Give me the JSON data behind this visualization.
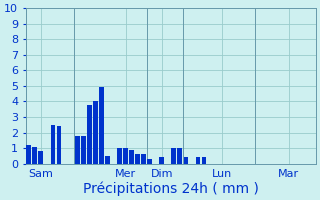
{
  "title": "",
  "xlabel": "Précipitations 24h ( mm )",
  "background_color": "#cef0f0",
  "bar_color": "#0033cc",
  "grid_color": "#99cccc",
  "ylim": [
    0,
    10
  ],
  "yticks": [
    0,
    1,
    2,
    3,
    4,
    5,
    6,
    7,
    8,
    9,
    10
  ],
  "bar_values": [
    1.2,
    1.1,
    0.8,
    0.0,
    2.5,
    2.4,
    0.0,
    0.0,
    1.8,
    1.75,
    3.8,
    4.0,
    4.9,
    0.5,
    0.0,
    1.0,
    1.0,
    0.9,
    0.6,
    0.6,
    0.3,
    0.0,
    0.4,
    0.0,
    1.0,
    1.0,
    0.4,
    0.0,
    0.4,
    0.4,
    0.0,
    0.0,
    0.0,
    0.0,
    0.0,
    0.0,
    0.0,
    0.0,
    0.0,
    0.0,
    0.0,
    0.0,
    0.0,
    0.0,
    0.0,
    0.0,
    0.0,
    0.0
  ],
  "n_bars": 48,
  "day_labels": [
    "Sam",
    "Mer",
    "Dim",
    "Lun",
    "Mar"
  ],
  "day_tick_positions": [
    2,
    16,
    22,
    32,
    43
  ],
  "vline_positions": [
    0,
    8,
    20,
    26,
    38,
    48
  ],
  "xlabel_fontsize": 10,
  "tick_fontsize": 8,
  "label_color": "#0033cc",
  "spine_color": "#6699aa",
  "figsize": [
    3.2,
    2.0
  ],
  "dpi": 100
}
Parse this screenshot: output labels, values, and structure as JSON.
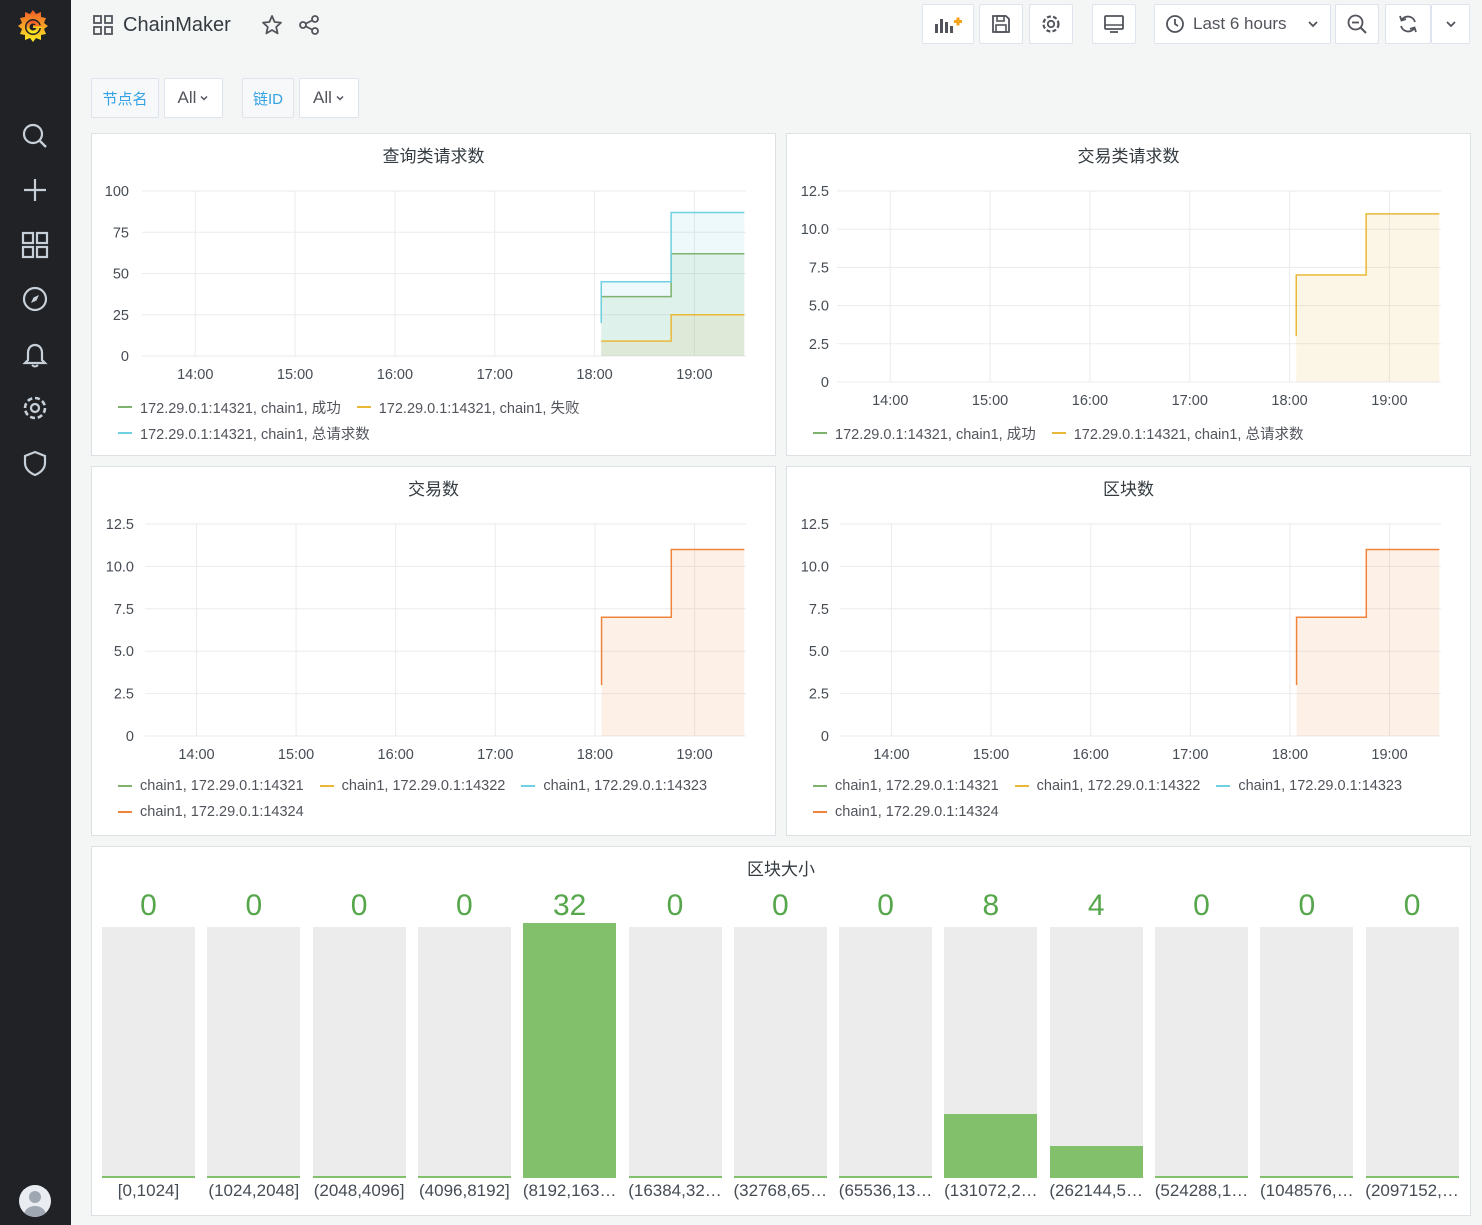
{
  "dashboard": {
    "title": "ChainMaker"
  },
  "toolbar": {
    "time_range": "Last 6 hours"
  },
  "variables": [
    {
      "label": "节点名",
      "value": "All"
    },
    {
      "label": "链ID",
      "value": "All"
    }
  ],
  "colors": {
    "green": "#7eb26d",
    "yellow": "#eab839",
    "cyan": "#6ed0e0",
    "orange": "#ef843c",
    "bar_fill": "#82c06c",
    "bar_value": "#56a64b"
  },
  "chart_data": [
    {
      "type": "area",
      "title": "查询类请求数",
      "x_ticks": [
        "14:00",
        "15:00",
        "16:00",
        "17:00",
        "18:00",
        "19:00"
      ],
      "y_ticks": [
        "0",
        "25",
        "50",
        "75",
        "100"
      ],
      "ylim": [
        0,
        100
      ],
      "series": [
        {
          "name": "172.29.0.1:14321, chain1, 成功",
          "color": "#7eb26d",
          "x": [
            "18:04",
            "18:04",
            "18:46",
            "18:46",
            "19:30"
          ],
          "values": [
            22,
            36,
            36,
            62,
            62
          ]
        },
        {
          "name": "172.29.0.1:14321, chain1, 失败",
          "color": "#eab839",
          "x": [
            "18:04",
            "18:46",
            "18:46",
            "19:30"
          ],
          "values": [
            9,
            9,
            25,
            25
          ]
        },
        {
          "name": "172.29.0.1:14321, chain1, 总请求数",
          "color": "#6ed0e0",
          "x": [
            "18:04",
            "18:04",
            "18:46",
            "18:46",
            "19:30"
          ],
          "values": [
            20,
            45,
            45,
            87,
            87
          ]
        }
      ]
    },
    {
      "type": "area",
      "title": "交易类请求数",
      "x_ticks": [
        "14:00",
        "15:00",
        "16:00",
        "17:00",
        "18:00",
        "19:00"
      ],
      "y_ticks": [
        "0",
        "2.5",
        "5.0",
        "7.5",
        "10.0",
        "12.5"
      ],
      "ylim": [
        0,
        12.5
      ],
      "series": [
        {
          "name": "172.29.0.1:14321, chain1, 成功",
          "color": "#7eb26d",
          "x": [],
          "values": []
        },
        {
          "name": "172.29.0.1:14321, chain1, 总请求数",
          "color": "#eab839",
          "x": [
            "18:04",
            "18:04",
            "18:46",
            "18:46",
            "19:30"
          ],
          "values": [
            3,
            7,
            7,
            11,
            11
          ]
        }
      ]
    },
    {
      "type": "area",
      "title": "交易数",
      "x_ticks": [
        "14:00",
        "15:00",
        "16:00",
        "17:00",
        "18:00",
        "19:00"
      ],
      "y_ticks": [
        "0",
        "2.5",
        "5.0",
        "7.5",
        "10.0",
        "12.5"
      ],
      "ylim": [
        0,
        12.5
      ],
      "series": [
        {
          "name": "chain1, 172.29.0.1:14321",
          "color": "#7eb26d",
          "x": [],
          "values": []
        },
        {
          "name": "chain1, 172.29.0.1:14322",
          "color": "#eab839",
          "x": [],
          "values": []
        },
        {
          "name": "chain1, 172.29.0.1:14323",
          "color": "#6ed0e0",
          "x": [],
          "values": []
        },
        {
          "name": "chain1, 172.29.0.1:14324",
          "color": "#ef843c",
          "x": [
            "18:04",
            "18:04",
            "18:46",
            "18:46",
            "19:30"
          ],
          "values": [
            3,
            7,
            7,
            11,
            11
          ]
        }
      ]
    },
    {
      "type": "area",
      "title": "区块数",
      "x_ticks": [
        "14:00",
        "15:00",
        "16:00",
        "17:00",
        "18:00",
        "19:00"
      ],
      "y_ticks": [
        "0",
        "2.5",
        "5.0",
        "7.5",
        "10.0",
        "12.5"
      ],
      "ylim": [
        0,
        12.5
      ],
      "series": [
        {
          "name": "chain1, 172.29.0.1:14321",
          "color": "#7eb26d",
          "x": [],
          "values": []
        },
        {
          "name": "chain1, 172.29.0.1:14322",
          "color": "#eab839",
          "x": [],
          "values": []
        },
        {
          "name": "chain1, 172.29.0.1:14323",
          "color": "#6ed0e0",
          "x": [],
          "values": []
        },
        {
          "name": "chain1, 172.29.0.1:14324",
          "color": "#ef843c",
          "x": [
            "18:04",
            "18:04",
            "18:46",
            "18:46",
            "19:30"
          ],
          "values": [
            3,
            7,
            7,
            11,
            11
          ]
        }
      ]
    },
    {
      "type": "bar",
      "title": "区块大小",
      "max": 32,
      "categories": [
        "[0,1024]",
        "(1024,2048]",
        "(2048,4096]",
        "(4096,8192]",
        "(8192,163…",
        "(16384,32…",
        "(32768,65…",
        "(65536,13…",
        "(131072,2…",
        "(262144,5…",
        "(524288,1…",
        "(1048576,…",
        "(2097152,…"
      ],
      "values": [
        0,
        0,
        0,
        0,
        32,
        0,
        0,
        0,
        8,
        4,
        0,
        0,
        0
      ],
      "value_labels": [
        "0",
        "0",
        "0",
        "0",
        "32",
        "0",
        "0",
        "0",
        "8",
        "4",
        "0",
        "0",
        "0"
      ]
    }
  ]
}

•••

** Exercise objective **
Across the records, how many lines contain "title"? Only the number should be given.

** Reply **
7